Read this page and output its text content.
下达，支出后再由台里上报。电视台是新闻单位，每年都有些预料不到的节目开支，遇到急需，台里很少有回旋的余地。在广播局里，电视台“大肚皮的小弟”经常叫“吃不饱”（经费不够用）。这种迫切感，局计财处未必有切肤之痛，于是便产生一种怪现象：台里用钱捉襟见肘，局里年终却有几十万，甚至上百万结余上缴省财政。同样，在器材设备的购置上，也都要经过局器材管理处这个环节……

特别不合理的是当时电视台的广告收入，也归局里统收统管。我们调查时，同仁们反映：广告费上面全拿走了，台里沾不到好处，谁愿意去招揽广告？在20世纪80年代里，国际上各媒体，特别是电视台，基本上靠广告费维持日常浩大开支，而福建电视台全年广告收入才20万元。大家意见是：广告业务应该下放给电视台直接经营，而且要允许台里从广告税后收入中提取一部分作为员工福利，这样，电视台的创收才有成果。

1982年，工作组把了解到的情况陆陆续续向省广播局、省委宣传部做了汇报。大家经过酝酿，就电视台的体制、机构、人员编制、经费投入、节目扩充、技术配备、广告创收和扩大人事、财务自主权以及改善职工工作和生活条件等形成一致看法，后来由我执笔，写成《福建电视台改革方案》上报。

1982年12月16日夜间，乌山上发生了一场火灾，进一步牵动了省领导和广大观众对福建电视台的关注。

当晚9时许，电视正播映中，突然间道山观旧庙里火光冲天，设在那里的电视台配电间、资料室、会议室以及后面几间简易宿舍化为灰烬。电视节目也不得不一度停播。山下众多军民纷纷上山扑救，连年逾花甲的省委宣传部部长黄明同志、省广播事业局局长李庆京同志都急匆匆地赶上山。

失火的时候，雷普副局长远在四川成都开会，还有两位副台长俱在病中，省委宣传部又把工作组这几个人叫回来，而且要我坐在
:::
Repeat each record exactly, leaving nothing out.

Read this page and output its text content.
下达，支出后再由台里上报。电视台是新闻单位，每年都有些预料不到的节目开支，遇到急需，台里很少有回旋的余地。在广播局里，电视台“大肚皮的小弟”经常叫“吃不饱”（经费不够用）。这种迫切感，局计财处未必有切肤之痛，于是便产生一种怪现象：台里用钱捉襟见肘，局里年终却有几十万，甚至上百万结余上缴省财政。同样，在器材设备的购置上，也都要经过局器材管理处这个环节……

特别不合理的是当时电视台的广告收入，也归局里统收统管。我们调查时，同仁们反映：广告费上面全拿走了，台里沾不到好处，谁愿意去招揽广告？在20世纪80年代里，国际上各媒体，特别是电视台，基本上靠广告费维持日常浩大开支，而福建电视台全年广告收入才20万元。大家意见是：广告业务应该下放给电视台直接经营，而且要允许台里从广告税后收入中提取一部分作为员工福利，这样，电视台的创收才有成果。

1982年，工作组把了解到的情况陆陆续续向省广播局、省委宣传部做了汇报。大家经过酝酿，就电视台的体制、机构、人员编制、经费投入、节目扩充、技术配备、广告创收和扩大人事、财务自主权以及改善职工工作和生活条件等形成一致看法，后来由我执笔，写成《福建电视台改革方案》上报。

1982年12月16日夜间，乌山上发生了一场火灾，进一步牵动了省领导和广大观众对福建电视台的关注。

当晚9时许，电视正播映中，突然间道山观旧庙里火光冲天，设在那里的电视台配电间、资料室、会议室以及后面几间简易宿舍化为灰烬。电视节目也不得不一度停播。山下众多军民纷纷上山扑救，连年逾花甲的省委宣传部部长黄明同志、省广播事业局局长李庆京同志都急匆匆地赶上山。

失火的时候，雷普副局长远在四川成都开会，还有两位副台长俱在病中，省委宣传部又把工作组这几个人叫回来，而且要我坐在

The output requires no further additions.